Tarefa a realizar |
Transcreva do texto sobre a simplicidade dos ritos o trecho que começa em "Pessoalmente gosto muito" e termina em "um perfume caro.".

A simplicidade dos ritos

O Evangelho da Missa de hoje é uma beleza singular. Vale a pena lê-lo devagar, uma primeira vez como quem lê um episódio de um livro narrativo ou uma peça de teatro e saborear cada gesto, cada palavra, cada explicação. E depois, sim, reler, como Palavra de Deus que ilumina a nossa vida.
A passagem é conhecida: Evangelho de São Lucas, capítulo 7, versículos 36 até ao 50, o episódio da mulher pecadora aos pés de Jesus. O P. Tolentino Mendonça será a pessoa em Portugal que mais sabe sobre esta passagem: a sua tese de doutoramento está relacionada com este episódio.
Pessoalmente gosto muito dela pelas atitudes desta mulher anónima, que é conhecida por ser pecadora e que, com muita humildade e discrição, sem aviso nem autorização, aproxima-se de Jesus, ajoelha-se aos seus pés, lava-os com as suas lágrimas, enxuga-os com os seus cabelos, beija-os e derrama sobre eles um perfume caro.

(Uma sequência de itens)
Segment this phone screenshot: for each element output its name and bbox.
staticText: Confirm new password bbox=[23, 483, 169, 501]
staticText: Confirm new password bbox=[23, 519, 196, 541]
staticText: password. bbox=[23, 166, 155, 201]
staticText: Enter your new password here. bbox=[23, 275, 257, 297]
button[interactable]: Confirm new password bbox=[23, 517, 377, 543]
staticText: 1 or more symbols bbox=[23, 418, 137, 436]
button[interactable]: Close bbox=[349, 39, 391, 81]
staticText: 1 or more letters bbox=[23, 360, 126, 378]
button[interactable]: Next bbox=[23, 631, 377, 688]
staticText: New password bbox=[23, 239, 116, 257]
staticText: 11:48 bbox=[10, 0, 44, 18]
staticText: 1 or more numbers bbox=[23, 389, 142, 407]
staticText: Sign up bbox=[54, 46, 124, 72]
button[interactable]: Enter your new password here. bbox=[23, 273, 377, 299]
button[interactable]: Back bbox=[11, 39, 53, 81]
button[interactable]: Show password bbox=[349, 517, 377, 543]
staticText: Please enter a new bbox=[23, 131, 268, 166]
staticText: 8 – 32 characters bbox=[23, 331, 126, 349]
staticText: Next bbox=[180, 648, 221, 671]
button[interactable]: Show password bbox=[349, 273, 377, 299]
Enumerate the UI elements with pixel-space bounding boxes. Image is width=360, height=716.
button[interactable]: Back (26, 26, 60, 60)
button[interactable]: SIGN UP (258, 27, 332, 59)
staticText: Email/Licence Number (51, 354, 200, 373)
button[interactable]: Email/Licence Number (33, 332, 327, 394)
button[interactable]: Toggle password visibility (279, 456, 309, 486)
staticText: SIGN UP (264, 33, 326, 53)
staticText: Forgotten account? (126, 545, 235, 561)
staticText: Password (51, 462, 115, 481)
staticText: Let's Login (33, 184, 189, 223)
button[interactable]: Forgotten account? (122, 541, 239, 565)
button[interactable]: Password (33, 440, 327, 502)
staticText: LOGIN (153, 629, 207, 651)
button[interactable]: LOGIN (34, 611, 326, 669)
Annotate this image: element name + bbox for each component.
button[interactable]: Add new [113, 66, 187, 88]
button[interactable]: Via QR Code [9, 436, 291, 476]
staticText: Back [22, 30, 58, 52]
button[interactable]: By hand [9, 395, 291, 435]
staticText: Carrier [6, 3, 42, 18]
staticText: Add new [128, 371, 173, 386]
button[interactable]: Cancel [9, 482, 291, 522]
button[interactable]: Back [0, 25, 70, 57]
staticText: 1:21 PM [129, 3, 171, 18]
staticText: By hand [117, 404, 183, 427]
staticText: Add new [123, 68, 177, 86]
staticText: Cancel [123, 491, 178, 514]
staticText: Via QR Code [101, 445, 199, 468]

Tarefa concluída |
Pessoalmente gosto muito dela pelas atitudes desta mulher anónima, que é conhecida por ser pecadora e que, com muita humildade e discrição, sem aviso nem autorização, aproxima-se de Jesus, ajoelha-se aos seus pés, lava-os com as suas lágrimas, enxuga-os com os seus cabelos, beija-os e derrama sobre eles um perfume caro.